Data entries:
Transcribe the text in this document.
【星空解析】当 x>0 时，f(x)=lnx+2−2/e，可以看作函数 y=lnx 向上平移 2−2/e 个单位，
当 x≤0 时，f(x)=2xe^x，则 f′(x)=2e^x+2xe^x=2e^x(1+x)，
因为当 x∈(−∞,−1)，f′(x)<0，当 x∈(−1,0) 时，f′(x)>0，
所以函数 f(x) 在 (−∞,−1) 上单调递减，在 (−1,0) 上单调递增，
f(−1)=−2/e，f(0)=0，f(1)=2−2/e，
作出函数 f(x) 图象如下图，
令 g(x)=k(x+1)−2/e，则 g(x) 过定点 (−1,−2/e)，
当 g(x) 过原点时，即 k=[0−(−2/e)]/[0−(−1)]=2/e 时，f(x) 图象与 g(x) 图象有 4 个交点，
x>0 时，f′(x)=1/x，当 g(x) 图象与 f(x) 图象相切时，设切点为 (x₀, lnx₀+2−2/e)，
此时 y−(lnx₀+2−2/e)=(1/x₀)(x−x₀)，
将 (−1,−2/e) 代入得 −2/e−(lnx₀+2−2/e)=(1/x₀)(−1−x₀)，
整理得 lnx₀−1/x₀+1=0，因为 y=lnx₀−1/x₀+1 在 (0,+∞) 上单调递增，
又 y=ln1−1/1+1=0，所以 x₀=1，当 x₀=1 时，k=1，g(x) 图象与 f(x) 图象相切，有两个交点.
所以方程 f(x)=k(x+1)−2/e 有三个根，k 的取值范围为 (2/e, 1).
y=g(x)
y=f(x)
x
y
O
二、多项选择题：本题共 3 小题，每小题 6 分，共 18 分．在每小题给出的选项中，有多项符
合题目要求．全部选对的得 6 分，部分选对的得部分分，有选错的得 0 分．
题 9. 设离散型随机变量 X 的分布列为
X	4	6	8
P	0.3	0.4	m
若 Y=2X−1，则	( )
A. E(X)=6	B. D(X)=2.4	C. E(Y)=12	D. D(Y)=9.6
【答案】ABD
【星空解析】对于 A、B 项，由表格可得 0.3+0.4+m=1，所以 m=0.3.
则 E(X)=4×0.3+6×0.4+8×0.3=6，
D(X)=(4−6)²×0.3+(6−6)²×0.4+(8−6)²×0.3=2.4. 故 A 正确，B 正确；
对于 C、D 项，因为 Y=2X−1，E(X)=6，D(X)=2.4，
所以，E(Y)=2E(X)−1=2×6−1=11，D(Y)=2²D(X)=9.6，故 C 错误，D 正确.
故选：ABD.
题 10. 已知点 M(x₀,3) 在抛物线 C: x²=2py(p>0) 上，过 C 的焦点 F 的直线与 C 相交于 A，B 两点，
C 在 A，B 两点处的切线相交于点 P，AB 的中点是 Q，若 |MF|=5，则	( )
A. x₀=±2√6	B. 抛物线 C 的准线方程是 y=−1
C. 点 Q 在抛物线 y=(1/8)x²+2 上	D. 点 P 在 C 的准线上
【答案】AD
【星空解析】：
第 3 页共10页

▸ GOAL OF THE EXERCISE
Find and copy each line above that includes the string "星空解析".

▸ TASK RESPONSE
【星空解析】当 x>0 时，f(x)=lnx+2−2/e，可以看作函数 y=lnx 向上平移 2−2/e 个单位，
【星空解析】对于 A、B 项，由表格可得 0.3+0.4+m=1，所以 m=0.3.
【星空解析】：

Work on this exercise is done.